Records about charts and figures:
* * *

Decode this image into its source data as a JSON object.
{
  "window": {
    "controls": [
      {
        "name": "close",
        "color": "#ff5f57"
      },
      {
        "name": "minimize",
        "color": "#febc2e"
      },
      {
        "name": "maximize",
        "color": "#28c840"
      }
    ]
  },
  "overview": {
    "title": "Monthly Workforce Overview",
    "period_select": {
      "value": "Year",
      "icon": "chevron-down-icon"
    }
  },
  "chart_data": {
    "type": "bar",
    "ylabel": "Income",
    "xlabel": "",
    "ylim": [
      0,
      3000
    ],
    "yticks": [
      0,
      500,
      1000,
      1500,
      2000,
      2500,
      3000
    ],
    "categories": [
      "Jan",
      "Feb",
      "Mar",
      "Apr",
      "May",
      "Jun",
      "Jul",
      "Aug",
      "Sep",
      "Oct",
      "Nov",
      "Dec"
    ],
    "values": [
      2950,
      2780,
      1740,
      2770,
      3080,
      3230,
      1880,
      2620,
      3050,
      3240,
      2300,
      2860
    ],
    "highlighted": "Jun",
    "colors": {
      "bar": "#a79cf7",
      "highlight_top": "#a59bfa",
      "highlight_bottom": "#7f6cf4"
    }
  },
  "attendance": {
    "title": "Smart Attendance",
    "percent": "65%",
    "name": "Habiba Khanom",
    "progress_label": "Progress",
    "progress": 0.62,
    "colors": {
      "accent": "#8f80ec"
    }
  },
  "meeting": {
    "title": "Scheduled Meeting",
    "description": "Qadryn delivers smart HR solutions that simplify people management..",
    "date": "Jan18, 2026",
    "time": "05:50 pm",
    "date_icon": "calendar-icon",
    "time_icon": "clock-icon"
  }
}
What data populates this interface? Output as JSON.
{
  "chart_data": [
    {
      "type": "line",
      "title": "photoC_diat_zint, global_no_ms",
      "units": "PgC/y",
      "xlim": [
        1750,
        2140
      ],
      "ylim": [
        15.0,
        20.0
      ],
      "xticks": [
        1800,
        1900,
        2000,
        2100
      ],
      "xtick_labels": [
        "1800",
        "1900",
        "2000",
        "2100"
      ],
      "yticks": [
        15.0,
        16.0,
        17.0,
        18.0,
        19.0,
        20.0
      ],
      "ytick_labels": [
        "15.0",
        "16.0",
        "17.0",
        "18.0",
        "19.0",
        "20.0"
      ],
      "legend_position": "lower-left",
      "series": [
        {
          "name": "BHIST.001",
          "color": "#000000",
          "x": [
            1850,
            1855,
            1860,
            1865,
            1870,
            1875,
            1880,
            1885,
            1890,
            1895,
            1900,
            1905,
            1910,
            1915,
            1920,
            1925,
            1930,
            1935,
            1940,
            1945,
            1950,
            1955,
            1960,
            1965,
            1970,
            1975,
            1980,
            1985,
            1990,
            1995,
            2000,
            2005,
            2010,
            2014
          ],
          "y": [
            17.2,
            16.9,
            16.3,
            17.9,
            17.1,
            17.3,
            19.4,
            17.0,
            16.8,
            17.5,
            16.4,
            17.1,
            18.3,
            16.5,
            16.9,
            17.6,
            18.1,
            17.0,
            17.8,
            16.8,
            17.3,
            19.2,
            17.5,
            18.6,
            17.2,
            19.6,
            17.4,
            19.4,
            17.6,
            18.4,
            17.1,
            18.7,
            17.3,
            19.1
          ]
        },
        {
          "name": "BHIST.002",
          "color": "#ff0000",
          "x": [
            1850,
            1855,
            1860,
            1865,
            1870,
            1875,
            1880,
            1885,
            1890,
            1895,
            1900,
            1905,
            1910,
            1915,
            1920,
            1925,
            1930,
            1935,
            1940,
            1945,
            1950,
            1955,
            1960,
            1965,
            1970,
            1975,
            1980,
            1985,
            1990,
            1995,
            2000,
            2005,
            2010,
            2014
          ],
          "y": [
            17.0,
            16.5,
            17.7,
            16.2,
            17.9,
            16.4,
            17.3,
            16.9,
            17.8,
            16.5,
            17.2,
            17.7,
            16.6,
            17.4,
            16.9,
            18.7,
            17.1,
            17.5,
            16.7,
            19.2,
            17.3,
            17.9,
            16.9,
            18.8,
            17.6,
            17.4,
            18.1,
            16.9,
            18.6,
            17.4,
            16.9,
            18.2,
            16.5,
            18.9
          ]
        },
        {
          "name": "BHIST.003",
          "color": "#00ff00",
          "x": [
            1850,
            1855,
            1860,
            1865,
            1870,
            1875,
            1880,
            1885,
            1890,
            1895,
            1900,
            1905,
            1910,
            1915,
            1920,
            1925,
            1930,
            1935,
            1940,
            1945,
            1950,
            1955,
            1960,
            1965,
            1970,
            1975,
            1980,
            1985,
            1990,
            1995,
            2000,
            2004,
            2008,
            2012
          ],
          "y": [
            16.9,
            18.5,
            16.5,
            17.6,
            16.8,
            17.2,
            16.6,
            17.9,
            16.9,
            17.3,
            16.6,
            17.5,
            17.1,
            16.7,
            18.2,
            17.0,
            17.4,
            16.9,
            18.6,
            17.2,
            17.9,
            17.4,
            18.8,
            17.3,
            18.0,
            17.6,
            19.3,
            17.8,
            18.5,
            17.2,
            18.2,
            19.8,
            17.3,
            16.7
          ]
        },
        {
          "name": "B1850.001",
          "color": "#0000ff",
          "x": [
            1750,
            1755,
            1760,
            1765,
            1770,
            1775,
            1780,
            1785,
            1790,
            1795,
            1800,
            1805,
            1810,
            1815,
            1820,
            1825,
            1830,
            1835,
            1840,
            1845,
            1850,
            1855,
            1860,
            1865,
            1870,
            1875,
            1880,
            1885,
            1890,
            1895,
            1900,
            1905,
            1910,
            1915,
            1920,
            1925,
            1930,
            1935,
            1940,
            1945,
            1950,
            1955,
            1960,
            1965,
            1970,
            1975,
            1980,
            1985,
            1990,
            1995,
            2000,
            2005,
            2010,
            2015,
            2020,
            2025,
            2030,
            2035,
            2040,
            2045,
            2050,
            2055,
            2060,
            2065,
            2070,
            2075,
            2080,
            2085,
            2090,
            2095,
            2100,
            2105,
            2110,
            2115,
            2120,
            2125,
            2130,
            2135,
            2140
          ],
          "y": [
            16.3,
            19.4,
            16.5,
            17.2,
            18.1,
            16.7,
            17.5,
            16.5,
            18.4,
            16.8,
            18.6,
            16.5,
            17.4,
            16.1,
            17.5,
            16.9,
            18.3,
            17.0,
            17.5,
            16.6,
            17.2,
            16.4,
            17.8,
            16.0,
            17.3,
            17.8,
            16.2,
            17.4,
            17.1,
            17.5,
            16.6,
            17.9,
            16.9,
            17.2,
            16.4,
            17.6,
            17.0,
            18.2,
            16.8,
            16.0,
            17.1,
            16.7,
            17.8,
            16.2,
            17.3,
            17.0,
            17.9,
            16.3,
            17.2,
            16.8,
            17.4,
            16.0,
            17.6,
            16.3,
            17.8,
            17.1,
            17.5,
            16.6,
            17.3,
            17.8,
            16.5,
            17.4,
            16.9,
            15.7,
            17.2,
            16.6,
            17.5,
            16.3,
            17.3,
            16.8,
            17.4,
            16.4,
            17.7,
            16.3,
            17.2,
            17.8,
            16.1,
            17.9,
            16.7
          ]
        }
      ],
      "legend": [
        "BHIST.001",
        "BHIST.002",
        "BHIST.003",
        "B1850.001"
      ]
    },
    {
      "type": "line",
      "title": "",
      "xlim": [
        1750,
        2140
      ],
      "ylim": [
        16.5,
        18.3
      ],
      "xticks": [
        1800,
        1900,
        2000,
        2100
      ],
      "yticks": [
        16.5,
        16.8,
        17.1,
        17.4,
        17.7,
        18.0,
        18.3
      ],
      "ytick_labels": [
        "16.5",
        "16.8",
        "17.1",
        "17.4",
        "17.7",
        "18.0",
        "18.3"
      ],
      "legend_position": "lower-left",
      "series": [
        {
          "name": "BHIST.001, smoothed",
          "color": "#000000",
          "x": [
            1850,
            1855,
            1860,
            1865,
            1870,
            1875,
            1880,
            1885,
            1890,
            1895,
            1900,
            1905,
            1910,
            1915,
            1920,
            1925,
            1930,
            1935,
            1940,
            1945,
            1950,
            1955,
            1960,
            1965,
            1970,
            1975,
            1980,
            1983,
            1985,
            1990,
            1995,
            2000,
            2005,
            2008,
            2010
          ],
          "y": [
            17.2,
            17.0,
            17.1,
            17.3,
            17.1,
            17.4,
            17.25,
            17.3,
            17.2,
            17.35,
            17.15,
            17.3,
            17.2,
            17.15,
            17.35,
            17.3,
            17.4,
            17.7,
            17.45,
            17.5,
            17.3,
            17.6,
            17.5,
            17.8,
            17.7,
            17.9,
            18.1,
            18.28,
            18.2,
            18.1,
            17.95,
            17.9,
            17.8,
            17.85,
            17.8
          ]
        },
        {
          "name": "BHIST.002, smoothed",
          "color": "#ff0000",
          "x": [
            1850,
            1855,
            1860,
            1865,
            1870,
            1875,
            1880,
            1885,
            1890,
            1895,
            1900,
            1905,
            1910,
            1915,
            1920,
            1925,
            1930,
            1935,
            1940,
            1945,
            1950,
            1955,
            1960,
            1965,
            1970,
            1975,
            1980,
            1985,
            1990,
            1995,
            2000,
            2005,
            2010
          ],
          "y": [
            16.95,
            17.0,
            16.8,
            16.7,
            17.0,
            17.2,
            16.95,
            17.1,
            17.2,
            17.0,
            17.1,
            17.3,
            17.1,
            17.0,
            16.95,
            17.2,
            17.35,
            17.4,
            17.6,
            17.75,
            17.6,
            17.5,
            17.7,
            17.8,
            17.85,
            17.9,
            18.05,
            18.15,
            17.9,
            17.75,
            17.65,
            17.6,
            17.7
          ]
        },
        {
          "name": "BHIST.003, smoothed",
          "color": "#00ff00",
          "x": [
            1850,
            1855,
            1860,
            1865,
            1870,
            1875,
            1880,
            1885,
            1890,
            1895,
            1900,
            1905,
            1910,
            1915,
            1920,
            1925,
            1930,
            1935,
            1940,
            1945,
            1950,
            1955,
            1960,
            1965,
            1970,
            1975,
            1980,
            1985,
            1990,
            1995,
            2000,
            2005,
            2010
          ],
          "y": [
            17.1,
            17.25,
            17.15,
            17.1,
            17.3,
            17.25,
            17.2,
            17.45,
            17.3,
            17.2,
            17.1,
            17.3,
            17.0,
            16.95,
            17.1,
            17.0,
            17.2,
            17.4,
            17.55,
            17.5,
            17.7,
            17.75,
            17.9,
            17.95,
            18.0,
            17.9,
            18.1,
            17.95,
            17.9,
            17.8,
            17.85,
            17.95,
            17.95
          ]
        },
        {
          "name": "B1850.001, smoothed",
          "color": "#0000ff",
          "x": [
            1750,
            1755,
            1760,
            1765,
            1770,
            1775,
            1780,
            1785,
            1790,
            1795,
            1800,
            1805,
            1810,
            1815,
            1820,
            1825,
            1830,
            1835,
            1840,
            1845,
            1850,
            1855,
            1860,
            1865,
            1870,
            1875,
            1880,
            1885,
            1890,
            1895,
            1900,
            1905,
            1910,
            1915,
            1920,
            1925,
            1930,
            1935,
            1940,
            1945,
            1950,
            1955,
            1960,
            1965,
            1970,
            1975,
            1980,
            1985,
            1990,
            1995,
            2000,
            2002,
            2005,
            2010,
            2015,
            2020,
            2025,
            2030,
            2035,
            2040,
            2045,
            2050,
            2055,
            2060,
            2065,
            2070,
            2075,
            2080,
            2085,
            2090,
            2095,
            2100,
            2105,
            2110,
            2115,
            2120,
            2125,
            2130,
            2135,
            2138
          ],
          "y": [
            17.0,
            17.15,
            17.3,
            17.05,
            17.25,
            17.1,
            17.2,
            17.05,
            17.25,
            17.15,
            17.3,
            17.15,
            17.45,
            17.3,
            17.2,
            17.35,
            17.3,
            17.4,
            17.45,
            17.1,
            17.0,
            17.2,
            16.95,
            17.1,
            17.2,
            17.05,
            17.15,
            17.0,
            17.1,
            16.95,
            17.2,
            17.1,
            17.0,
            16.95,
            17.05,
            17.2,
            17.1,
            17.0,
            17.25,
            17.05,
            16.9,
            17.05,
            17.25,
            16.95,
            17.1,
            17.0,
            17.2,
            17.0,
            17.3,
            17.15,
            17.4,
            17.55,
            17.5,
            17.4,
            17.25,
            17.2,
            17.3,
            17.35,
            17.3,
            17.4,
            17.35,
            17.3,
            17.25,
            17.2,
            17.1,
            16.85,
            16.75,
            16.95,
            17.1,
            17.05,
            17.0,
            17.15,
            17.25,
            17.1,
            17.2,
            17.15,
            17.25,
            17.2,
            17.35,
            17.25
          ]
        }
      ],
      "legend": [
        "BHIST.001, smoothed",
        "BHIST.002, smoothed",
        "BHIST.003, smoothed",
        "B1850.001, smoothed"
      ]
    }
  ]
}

* * *

- _What you should do_
Look over the material above and show each line where "smoothed" appears.

- _Response to this task_
          "name": "BHIST.001, smoothed",
          "name": "BHIST.002, smoothed",
          "name": "BHIST.003, smoothed",
          "name": "B1850.001, smoothed",
        "BHIST.001, smoothed",
        "BHIST.002, smoothed",
        "BHIST.003, smoothed",
        "B1850.001, smoothed"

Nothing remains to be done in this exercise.